Extracted records:
━━━━━━━━
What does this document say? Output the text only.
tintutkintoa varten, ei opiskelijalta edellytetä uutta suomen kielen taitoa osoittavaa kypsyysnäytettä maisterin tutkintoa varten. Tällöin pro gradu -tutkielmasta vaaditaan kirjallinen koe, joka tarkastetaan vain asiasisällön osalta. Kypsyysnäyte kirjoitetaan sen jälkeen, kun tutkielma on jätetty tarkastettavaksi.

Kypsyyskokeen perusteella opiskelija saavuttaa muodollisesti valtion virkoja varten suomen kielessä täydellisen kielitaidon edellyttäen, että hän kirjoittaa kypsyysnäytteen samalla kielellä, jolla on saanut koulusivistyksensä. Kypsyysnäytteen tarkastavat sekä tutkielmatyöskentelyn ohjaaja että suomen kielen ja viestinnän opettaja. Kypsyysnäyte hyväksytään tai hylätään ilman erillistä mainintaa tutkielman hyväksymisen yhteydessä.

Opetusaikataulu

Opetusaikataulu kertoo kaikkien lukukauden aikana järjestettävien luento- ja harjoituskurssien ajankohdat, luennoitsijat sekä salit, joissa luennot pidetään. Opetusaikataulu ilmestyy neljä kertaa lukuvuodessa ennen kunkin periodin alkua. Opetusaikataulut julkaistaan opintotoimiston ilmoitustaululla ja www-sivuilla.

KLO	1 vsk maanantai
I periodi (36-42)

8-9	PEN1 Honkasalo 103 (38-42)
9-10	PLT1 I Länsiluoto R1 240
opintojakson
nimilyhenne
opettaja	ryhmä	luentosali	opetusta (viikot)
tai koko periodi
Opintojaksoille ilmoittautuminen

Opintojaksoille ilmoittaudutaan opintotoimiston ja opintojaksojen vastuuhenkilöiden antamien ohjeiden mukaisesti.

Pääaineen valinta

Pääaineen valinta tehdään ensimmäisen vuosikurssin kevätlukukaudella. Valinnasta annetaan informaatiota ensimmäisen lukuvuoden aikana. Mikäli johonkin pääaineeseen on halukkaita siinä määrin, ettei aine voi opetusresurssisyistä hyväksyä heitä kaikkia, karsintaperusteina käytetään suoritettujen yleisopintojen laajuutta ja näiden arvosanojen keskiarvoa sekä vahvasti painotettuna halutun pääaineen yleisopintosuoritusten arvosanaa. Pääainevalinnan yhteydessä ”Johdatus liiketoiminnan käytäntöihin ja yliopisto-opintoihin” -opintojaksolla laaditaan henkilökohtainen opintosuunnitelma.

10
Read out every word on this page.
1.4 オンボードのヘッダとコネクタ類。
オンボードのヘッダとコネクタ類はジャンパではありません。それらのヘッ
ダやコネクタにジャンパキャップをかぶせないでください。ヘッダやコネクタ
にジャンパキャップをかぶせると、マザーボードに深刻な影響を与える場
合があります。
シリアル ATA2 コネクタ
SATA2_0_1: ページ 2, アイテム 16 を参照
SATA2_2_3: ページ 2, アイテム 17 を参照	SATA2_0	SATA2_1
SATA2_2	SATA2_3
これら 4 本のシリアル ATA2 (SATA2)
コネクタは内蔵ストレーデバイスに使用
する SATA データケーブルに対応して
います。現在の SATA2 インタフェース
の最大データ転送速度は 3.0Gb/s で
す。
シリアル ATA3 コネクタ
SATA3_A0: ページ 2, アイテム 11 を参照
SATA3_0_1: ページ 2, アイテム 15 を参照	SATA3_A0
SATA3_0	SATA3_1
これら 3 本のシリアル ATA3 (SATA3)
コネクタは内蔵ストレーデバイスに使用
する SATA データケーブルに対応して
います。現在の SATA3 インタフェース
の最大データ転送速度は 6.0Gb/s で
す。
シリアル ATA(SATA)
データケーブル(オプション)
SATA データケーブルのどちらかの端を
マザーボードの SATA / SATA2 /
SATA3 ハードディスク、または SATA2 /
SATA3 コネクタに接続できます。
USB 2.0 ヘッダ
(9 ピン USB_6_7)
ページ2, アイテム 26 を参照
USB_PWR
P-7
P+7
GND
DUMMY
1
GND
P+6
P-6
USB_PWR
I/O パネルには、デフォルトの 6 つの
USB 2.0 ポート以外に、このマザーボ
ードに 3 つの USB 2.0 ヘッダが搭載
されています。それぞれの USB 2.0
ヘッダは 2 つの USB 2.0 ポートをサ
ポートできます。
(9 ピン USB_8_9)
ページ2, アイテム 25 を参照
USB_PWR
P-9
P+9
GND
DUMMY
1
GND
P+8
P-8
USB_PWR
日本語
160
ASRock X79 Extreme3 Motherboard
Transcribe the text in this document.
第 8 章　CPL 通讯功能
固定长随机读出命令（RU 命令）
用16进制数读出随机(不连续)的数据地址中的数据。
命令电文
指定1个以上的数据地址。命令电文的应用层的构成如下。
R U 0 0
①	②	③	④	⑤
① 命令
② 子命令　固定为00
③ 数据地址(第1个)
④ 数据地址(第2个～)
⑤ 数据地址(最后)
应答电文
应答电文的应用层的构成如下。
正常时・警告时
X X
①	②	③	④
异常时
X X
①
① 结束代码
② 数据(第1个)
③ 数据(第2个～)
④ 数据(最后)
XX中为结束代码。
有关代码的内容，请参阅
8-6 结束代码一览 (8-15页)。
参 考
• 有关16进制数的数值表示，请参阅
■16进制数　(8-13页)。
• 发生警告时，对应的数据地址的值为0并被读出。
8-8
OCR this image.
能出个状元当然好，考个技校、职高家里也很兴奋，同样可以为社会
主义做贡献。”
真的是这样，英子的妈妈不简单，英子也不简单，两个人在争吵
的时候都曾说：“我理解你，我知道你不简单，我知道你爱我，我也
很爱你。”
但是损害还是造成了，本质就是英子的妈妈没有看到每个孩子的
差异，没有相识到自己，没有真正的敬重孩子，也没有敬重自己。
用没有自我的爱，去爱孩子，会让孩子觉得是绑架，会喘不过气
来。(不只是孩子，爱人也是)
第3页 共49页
━━━━━━━━
Your goal: Output all preceding records character for character.

Complete answer:
What does this document say? Output the text only.
tintutkintoa varten, ei opiskelijalta edellytetä uutta suomen kielen taitoa osoittavaa kypsyysnäytettä maisterin tutkintoa varten. Tällöin pro gradu -tutkielmasta vaaditaan kirjallinen koe, joka tarkastetaan vain asiasisällön osalta. Kypsyysnäyte kirjoitetaan sen jälkeen, kun tutkielma on jätetty tarkastettavaksi.

Kypsyyskokeen perusteella opiskelija saavuttaa muodollisesti valtion virkoja varten suomen kielessä täydellisen kielitaidon edellyttäen, että hän kirjoittaa kypsyysnäytteen samalla kielellä, jolla on saanut koulusivistyksensä. Kypsyysnäytteen tarkastavat sekä tutkielmatyöskentelyn ohjaaja että suomen kielen ja viestinnän opettaja. Kypsyysnäyte hyväksytään tai hylätään ilman erillistä mainintaa tutkielman hyväksymisen yhteydessä.

Opetusaikataulu

Opetusaikataulu kertoo kaikkien lukukauden aikana järjestettävien luento- ja harjoituskurssien ajankohdat, luennoitsijat sekä salit, joissa luennot pidetään. Opetusaikataulu ilmestyy neljä kertaa lukuvuodessa ennen kunkin periodin alkua. Opetusaikataulut julkaistaan opintotoimiston ilmoitustaululla ja www-sivuilla.

KLO	1 vsk maanantai
I periodi (36-42)

8-9	PEN1 Honkasalo 103 (38-42)
9-10	PLT1 I Länsiluoto R1 240
opintojakson
nimilyhenne
opettaja	ryhmä	luentosali	opetusta (viikot)
tai koko periodi
Opintojaksoille ilmoittautuminen

Opintojaksoille ilmoittaudutaan opintotoimiston ja opintojaksojen vastuuhenkilöiden antamien ohjeiden mukaisesti.

Pääaineen valinta

Pääaineen valinta tehdään ensimmäisen vuosikurssin kevätlukukaudella. Valinnasta annetaan informaatiota ensimmäisen lukuvuoden aikana. Mikäli johonkin pääaineeseen on halukkaita siinä määrin, ettei aine voi opetusresurssisyistä hyväksyä heitä kaikkia, karsintaperusteina käytetään suoritettujen yleisopintojen laajuutta ja näiden arvosanojen keskiarvoa sekä vahvasti painotettuna halutun pääaineen yleisopintosuoritusten arvosanaa. Pääainevalinnan yhteydessä ”Johdatus liiketoiminnan käytäntöihin ja yliopisto-opintoihin” -opintojaksolla laaditaan henkilökohtainen opintosuunnitelma.

10
Read out every word on this page.
1.4 オンボードのヘッダとコネクタ類。
オンボードのヘッダとコネクタ類はジャンパではありません。それらのヘッ
ダやコネクタにジャンパキャップをかぶせないでください。ヘッダやコネクタ
にジャンパキャップをかぶせると、マザーボードに深刻な影響を与える場
合があります。
シリアル ATA2 コネクタ
SATA2_0_1: ページ 2, アイテム 16 を参照
SATA2_2_3: ページ 2, アイテム 17 を参照	SATA2_0	SATA2_1
SATA2_2	SATA2_3
これら 4 本のシリアル ATA2 (SATA2)
コネクタは内蔵ストレーデバイスに使用
する SATA データケーブルに対応して
います。現在の SATA2 インタフェース
の最大データ転送速度は 3.0Gb/s で
す。
シリアル ATA3 コネクタ
SATA3_A0: ページ 2, アイテム 11 を参照
SATA3_0_1: ページ 2, アイテム 15 を参照	SATA3_A0
SATA3_0	SATA3_1
これら 3 本のシリアル ATA3 (SATA3)
コネクタは内蔵ストレーデバイスに使用
する SATA データケーブルに対応して
います。現在の SATA3 インタフェース
の最大データ転送速度は 6.0Gb/s で
す。
シリアル ATA(SATA)
データケーブル(オプション)
SATA データケーブルのどちらかの端を
マザーボードの SATA / SATA2 /
SATA3 ハードディスク、または SATA2 /
SATA3 コネクタに接続できます。
USB 2.0 ヘッダ
(9 ピン USB_6_7)
ページ2, アイテム 26 を参照
USB_PWR
P-7
P+7
GND
DUMMY
1
GND
P+6
P-6
USB_PWR
I/O パネルには、デフォルトの 6 つの
USB 2.0 ポート以外に、このマザーボ
ードに 3 つの USB 2.0 ヘッダが搭載
されています。それぞれの USB 2.0
ヘッダは 2 つの USB 2.0 ポートをサ
ポートできます。
(9 ピン USB_8_9)
ページ2, アイテム 25 を参照
USB_PWR
P-9
P+9
GND
DUMMY
1
GND
P+8
P-8
USB_PWR
日本語
160
ASRock X79 Extreme3 Motherboard
Transcribe the text in this document.
第 8 章　CPL 通讯功能
固定长随机读出命令（RU 命令）
用16进制数读出随机(不连续)的数据地址中的数据。
命令电文
指定1个以上的数据地址。命令电文的应用层的构成如下。
R U 0 0
①	②	③	④	⑤
① 命令
② 子命令　固定为00
③ 数据地址(第1个)
④ 数据地址(第2个～)
⑤ 数据地址(最后)
应答电文
应答电文的应用层的构成如下。
正常时・警告时
X X
①	②	③	④
异常时
X X
①
① 结束代码
② 数据(第1个)
③ 数据(第2个～)
④ 数据(最后)
XX中为结束代码。
有关代码的内容，请参阅
8-6 结束代码一览 (8-15页)。
参 考
• 有关16进制数的数值表示，请参阅
■16进制数　(8-13页)。
• 发生警告时，对应的数据地址的值为0并被读出。
8-8
OCR this image.
能出个状元当然好，考个技校、职高家里也很兴奋，同样可以为社会
主义做贡献。”
真的是这样，英子的妈妈不简单，英子也不简单，两个人在争吵
的时候都曾说：“我理解你，我知道你不简单，我知道你爱我，我也
很爱你。”
但是损害还是造成了，本质就是英子的妈妈没有看到每个孩子的
差异，没有相识到自己，没有真正的敬重孩子，也没有敬重自己。
用没有自我的爱，去爱孩子，会让孩子觉得是绑架，会喘不过气
来。(不只是孩子，爱人也是)
第3页 共49页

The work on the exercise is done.